» **Required task**:
Check every line below for the word "were" and show those that hold it.

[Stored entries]
↓

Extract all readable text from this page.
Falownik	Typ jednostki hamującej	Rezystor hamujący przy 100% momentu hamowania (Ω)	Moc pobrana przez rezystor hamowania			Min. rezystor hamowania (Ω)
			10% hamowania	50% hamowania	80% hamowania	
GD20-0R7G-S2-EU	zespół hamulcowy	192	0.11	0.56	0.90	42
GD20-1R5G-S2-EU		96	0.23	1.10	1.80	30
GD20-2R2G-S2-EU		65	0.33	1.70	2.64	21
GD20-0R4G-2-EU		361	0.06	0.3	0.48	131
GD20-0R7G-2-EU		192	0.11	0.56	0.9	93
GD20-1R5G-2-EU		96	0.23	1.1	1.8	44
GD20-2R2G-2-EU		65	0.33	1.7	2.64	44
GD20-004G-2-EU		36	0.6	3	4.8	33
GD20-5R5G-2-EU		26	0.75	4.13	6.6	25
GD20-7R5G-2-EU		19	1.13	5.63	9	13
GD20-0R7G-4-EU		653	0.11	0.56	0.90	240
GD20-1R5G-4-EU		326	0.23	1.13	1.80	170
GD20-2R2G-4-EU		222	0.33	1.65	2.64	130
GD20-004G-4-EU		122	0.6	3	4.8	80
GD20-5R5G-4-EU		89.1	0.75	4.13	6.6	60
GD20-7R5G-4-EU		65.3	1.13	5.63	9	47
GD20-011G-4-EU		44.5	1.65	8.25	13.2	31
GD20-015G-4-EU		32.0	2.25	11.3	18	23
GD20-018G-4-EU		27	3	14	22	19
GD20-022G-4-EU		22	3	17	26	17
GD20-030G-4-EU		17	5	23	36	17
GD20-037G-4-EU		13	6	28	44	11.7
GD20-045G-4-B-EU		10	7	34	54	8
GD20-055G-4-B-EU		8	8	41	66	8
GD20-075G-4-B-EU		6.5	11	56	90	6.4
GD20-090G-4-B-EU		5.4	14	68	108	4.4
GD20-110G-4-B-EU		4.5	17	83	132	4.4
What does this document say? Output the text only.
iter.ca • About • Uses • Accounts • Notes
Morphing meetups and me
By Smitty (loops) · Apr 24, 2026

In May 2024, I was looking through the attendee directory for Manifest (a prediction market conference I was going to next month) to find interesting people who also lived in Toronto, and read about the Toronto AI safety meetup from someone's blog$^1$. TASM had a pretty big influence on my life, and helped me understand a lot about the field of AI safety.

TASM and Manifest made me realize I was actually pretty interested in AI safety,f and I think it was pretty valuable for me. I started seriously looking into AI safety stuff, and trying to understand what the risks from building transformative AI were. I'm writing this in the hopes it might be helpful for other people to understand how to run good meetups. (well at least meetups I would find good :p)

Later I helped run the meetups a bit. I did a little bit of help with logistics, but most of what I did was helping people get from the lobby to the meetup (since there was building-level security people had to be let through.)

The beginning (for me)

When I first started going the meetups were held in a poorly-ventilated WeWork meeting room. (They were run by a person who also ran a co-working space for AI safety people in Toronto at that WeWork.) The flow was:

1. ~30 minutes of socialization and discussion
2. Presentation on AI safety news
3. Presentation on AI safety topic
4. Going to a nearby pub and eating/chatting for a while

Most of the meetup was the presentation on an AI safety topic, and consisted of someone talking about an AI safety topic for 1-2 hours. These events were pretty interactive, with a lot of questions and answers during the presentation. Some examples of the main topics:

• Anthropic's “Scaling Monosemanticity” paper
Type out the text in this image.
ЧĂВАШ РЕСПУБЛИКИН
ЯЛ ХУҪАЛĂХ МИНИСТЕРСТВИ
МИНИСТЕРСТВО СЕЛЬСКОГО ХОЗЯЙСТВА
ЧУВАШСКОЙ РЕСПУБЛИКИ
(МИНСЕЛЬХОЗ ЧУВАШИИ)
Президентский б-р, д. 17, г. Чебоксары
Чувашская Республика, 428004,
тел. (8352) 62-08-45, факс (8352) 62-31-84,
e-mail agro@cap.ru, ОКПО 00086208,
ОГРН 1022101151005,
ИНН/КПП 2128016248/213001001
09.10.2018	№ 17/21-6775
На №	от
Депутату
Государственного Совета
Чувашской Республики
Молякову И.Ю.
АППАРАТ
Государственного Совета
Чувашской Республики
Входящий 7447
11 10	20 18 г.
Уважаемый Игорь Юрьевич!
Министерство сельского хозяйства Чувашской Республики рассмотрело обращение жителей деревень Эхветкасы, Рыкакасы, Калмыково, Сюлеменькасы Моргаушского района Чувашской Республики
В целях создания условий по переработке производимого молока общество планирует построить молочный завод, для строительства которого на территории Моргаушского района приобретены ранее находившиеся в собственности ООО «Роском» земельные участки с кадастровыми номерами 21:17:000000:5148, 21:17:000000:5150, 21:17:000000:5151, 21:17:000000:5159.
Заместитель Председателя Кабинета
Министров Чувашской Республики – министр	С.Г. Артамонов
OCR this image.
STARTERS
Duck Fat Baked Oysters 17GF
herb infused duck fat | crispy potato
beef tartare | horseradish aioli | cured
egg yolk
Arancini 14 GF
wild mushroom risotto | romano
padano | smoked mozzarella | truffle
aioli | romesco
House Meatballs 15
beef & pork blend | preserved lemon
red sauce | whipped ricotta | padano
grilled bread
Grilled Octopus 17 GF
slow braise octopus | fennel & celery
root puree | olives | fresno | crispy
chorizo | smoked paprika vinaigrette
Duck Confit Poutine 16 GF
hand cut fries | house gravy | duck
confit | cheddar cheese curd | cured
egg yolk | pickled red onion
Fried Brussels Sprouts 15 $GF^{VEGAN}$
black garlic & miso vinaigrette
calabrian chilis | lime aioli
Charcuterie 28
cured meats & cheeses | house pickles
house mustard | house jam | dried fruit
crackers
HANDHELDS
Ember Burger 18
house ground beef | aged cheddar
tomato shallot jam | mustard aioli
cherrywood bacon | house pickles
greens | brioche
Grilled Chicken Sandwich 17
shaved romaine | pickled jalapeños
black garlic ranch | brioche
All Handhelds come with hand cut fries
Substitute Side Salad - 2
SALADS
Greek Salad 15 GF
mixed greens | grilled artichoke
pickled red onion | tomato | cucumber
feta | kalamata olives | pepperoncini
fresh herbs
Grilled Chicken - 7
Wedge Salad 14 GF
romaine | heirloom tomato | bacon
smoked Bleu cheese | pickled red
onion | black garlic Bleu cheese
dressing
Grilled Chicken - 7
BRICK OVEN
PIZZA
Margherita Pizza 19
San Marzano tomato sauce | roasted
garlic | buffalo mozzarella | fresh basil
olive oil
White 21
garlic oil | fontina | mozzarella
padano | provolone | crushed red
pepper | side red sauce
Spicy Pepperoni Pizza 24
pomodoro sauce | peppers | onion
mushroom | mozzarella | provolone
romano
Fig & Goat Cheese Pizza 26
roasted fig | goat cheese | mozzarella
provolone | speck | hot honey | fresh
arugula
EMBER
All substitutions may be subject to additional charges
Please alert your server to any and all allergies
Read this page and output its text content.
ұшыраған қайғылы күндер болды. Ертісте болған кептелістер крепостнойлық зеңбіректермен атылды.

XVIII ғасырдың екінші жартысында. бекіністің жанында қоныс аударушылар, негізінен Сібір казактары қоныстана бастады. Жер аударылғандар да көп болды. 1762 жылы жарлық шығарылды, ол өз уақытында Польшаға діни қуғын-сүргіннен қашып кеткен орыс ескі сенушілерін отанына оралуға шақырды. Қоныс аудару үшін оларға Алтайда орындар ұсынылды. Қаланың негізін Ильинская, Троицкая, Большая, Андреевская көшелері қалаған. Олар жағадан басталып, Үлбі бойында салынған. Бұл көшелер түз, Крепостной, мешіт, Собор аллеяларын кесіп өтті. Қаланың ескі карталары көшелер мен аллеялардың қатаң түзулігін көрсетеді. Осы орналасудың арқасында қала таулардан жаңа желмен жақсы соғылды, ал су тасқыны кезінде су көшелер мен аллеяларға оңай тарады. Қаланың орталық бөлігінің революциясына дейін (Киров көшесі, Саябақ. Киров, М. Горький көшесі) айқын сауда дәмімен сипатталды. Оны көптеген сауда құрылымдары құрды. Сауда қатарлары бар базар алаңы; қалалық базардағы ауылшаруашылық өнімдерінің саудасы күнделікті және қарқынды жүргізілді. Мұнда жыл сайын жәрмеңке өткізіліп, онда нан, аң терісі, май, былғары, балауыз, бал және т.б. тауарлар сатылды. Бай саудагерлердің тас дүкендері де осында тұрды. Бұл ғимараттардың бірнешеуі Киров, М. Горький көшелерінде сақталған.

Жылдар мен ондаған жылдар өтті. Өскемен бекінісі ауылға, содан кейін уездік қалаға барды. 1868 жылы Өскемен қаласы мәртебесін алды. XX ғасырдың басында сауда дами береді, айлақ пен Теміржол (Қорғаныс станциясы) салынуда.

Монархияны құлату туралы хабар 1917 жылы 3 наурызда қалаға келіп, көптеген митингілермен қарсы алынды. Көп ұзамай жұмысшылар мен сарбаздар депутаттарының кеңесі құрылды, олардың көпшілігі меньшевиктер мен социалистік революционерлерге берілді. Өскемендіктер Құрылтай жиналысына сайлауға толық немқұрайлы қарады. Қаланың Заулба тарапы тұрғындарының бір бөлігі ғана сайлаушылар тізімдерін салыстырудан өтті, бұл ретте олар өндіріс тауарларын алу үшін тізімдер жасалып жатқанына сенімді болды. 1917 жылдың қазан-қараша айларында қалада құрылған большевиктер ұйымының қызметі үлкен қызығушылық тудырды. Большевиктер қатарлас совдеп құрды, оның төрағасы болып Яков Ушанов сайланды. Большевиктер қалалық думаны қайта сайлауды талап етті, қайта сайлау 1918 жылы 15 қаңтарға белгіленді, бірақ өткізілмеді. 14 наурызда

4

↑

» **The answer**:
TASM and Manifest made me realize I was actually pretty interested in AI safety,f and I think it was pretty valuable for me. I started seriously looking into AI safety stuff, and trying to understand what the risks from building transformative AI were. I'm writing this in the hopes it might be helpful for other people to understand how to run good meetups. (well at least meetups I would find good :p)
When I first started going the meetups were held in a poorly-ventilated WeWork meeting room. (They were run by a person who also ran a co-working space for AI safety people in Toronto at that WeWork.) The flow was:
Most of the meetup was the presentation on an AI safety topic, and consisted of someone talking about an AI safety topic for 1-2 hours. These events were pretty interactive, with a lot of questions and answers during the presentation. Some examples of the main topics:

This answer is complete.